Instructions to follow =
Search the material for the word "plain" and copy each line that holds it.

★ ★ ★

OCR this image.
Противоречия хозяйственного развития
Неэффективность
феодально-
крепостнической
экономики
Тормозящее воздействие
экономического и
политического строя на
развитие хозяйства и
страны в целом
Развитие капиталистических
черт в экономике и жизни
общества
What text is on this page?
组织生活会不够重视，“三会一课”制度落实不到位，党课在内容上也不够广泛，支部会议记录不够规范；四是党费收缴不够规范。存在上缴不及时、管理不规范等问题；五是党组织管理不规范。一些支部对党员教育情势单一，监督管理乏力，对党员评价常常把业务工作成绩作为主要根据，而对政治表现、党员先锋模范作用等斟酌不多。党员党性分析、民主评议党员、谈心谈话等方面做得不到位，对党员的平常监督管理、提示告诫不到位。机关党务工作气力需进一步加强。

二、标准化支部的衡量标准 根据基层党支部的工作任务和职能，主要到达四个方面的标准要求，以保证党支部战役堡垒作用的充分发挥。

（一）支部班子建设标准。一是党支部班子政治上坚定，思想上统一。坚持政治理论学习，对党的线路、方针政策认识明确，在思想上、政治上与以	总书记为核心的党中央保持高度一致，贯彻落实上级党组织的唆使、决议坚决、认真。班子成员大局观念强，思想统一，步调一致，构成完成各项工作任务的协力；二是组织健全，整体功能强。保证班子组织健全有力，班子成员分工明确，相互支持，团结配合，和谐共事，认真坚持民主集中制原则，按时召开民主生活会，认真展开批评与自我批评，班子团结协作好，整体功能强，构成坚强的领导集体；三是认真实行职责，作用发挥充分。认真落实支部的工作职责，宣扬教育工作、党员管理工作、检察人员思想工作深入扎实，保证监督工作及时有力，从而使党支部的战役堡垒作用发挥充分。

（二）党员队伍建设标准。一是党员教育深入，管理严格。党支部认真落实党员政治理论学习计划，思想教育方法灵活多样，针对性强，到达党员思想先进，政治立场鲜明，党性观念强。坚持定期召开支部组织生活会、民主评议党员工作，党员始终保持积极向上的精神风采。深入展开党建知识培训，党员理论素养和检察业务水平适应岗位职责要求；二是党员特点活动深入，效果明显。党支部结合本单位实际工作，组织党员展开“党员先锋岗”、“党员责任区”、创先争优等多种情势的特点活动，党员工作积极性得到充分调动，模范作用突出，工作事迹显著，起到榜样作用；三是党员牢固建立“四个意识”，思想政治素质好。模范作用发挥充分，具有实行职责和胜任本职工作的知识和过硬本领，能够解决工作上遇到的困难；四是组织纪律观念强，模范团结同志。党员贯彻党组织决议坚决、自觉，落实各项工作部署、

★ ★ ★

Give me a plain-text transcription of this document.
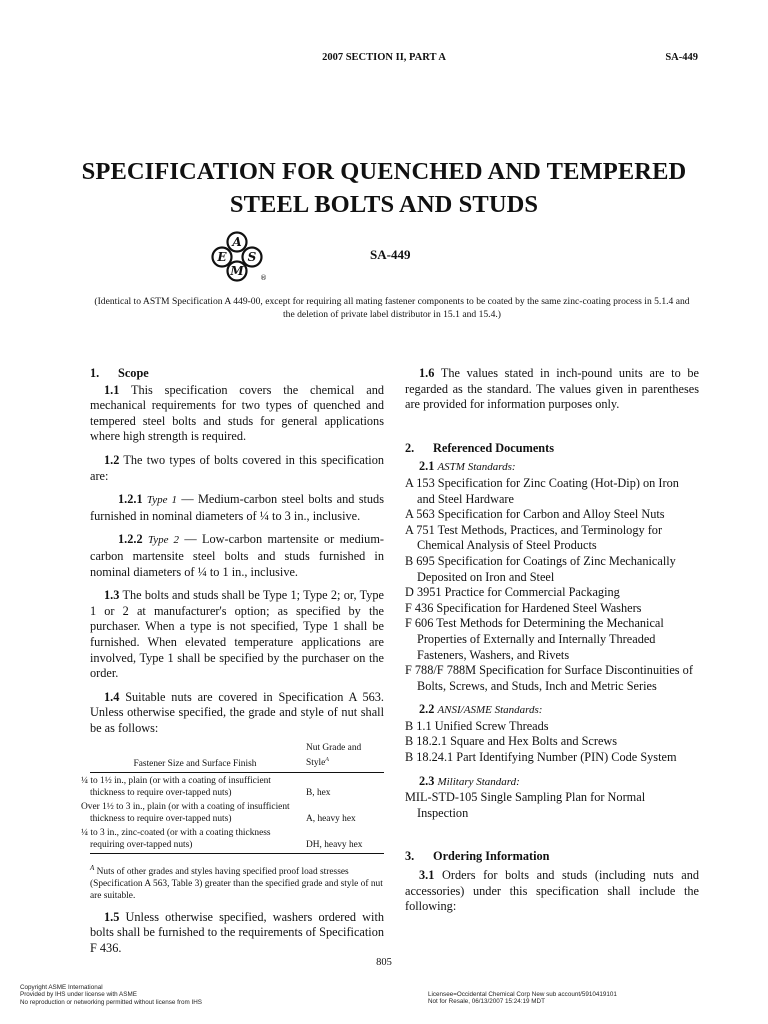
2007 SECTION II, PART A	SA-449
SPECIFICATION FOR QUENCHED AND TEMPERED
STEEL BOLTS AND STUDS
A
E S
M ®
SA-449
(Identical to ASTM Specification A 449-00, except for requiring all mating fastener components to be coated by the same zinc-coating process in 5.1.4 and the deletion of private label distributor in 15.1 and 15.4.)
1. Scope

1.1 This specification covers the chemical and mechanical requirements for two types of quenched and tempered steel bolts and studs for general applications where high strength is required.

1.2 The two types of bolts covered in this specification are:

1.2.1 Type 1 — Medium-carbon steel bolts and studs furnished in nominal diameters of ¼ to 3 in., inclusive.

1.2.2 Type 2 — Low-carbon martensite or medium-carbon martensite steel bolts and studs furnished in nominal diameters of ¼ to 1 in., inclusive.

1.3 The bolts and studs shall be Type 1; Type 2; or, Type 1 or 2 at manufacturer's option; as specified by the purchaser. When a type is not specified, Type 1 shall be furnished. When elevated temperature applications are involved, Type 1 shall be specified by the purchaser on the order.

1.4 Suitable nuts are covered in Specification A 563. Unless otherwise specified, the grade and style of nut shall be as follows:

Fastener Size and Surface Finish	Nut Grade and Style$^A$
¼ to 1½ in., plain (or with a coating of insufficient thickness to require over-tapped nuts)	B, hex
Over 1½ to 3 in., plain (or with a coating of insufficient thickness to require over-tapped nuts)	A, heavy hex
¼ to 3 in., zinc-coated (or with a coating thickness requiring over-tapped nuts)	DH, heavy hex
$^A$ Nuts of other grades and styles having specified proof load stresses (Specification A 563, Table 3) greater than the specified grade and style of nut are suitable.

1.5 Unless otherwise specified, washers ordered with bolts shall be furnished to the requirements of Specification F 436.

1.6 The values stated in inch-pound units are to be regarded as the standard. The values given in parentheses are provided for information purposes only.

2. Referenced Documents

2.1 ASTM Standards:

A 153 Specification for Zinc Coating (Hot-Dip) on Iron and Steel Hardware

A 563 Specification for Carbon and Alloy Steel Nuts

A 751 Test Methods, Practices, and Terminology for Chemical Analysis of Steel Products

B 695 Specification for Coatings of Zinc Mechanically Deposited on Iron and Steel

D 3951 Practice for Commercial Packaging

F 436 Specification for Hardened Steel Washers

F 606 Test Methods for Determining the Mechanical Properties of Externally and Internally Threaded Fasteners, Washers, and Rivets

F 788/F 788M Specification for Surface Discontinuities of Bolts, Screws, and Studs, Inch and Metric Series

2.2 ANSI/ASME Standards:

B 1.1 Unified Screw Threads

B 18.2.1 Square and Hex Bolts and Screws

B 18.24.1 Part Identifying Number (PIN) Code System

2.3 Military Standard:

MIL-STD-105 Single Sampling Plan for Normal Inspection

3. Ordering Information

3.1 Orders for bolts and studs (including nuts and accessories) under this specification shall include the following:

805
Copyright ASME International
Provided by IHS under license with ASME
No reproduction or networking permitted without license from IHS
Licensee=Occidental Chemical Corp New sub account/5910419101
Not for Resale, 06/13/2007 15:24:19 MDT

★ ★ ★

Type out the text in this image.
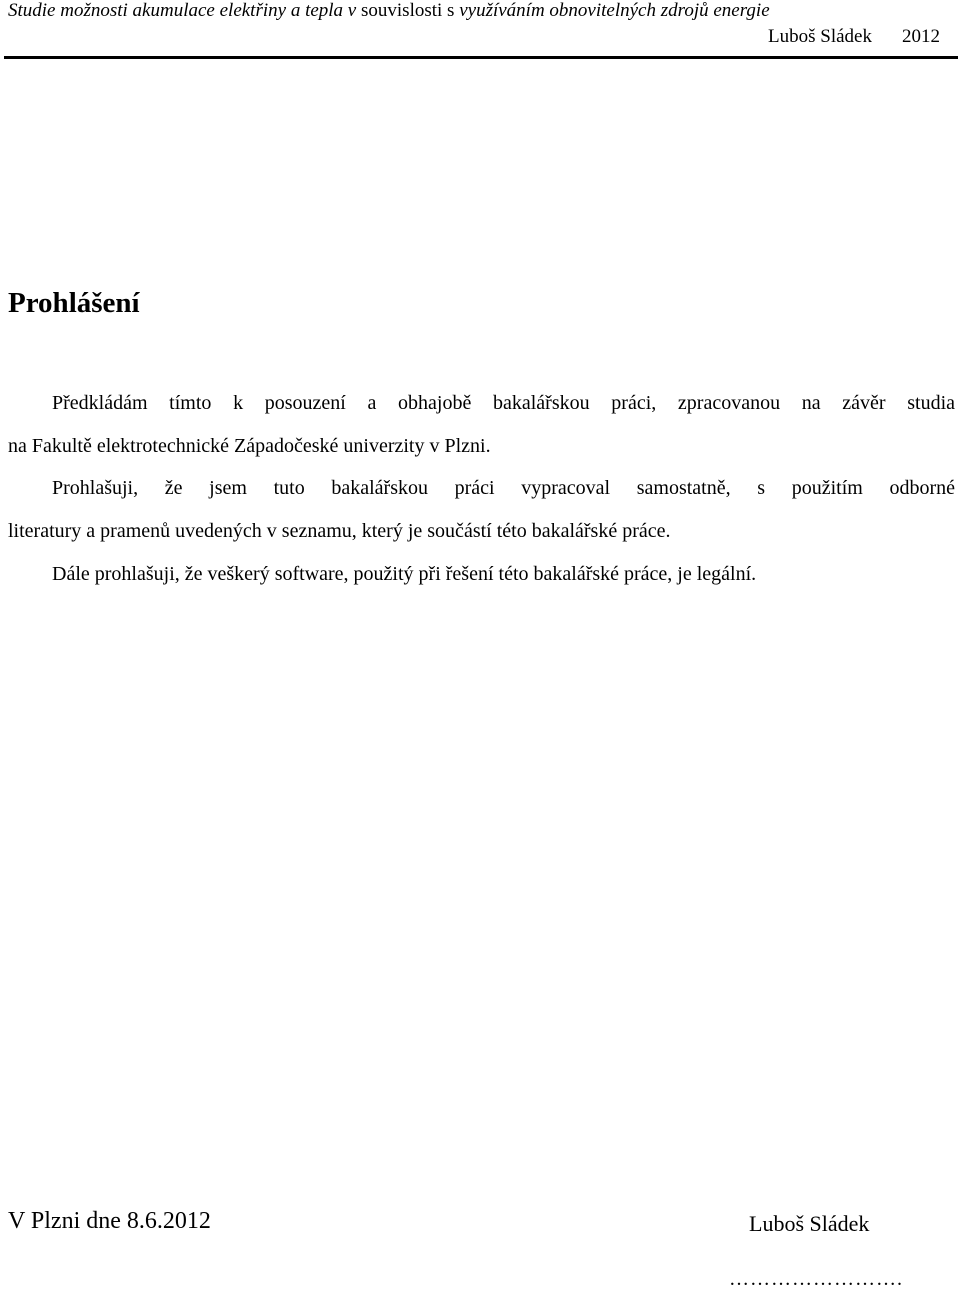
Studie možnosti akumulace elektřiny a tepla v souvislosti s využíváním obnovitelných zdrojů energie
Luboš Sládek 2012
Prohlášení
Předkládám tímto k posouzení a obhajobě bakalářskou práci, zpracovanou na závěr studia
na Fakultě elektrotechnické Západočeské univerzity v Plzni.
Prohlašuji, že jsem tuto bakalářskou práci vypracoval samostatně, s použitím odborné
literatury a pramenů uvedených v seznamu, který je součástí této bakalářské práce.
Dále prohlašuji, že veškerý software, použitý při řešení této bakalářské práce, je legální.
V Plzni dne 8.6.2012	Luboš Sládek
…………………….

★ ★ ★

Complete output =
Give me a plain-text transcription of this document.
¼ to 1½ in., plain (or with a coating of insufficient thickness to require over-tapped nuts)	B, hex
Over 1½ to 3 in., plain (or with a coating of insufficient thickness to require over-tapped nuts)	A, heavy hex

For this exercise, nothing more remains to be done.